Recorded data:
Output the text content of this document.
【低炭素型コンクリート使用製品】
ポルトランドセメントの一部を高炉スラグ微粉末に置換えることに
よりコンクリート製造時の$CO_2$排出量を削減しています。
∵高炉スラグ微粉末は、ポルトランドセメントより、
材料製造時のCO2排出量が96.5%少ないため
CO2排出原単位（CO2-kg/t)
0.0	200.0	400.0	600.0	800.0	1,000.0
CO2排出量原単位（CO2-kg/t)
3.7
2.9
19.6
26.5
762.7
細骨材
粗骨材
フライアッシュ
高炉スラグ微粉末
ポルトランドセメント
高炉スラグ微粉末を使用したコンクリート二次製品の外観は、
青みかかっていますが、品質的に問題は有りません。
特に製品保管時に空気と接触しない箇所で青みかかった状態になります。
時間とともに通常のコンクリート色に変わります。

What is asked |
Every record should be given again exactly.

Expected answer |
Output the text content of this document.
【低炭素型コンクリート使用製品】
ポルトランドセメントの一部を高炉スラグ微粉末に置換えることに
よりコンクリート製造時の$CO_2$排出量を削減しています。
∵高炉スラグ微粉末は、ポルトランドセメントより、
材料製造時のCO2排出量が96.5%少ないため
CO2排出原単位（CO2-kg/t)
0.0	200.0	400.0	600.0	800.0	1,000.0
CO2排出量原単位（CO2-kg/t)
3.7
2.9
19.6
26.5
762.7
細骨材
粗骨材
フライアッシュ
高炉スラグ微粉末
ポルトランドセメント
高炉スラグ微粉末を使用したコンクリート二次製品の外観は、
青みかかっていますが、品質的に問題は有りません。
特に製品保管時に空気と接触しない箇所で青みかかった状態になります。
時間とともに通常のコンクリート色に変わります。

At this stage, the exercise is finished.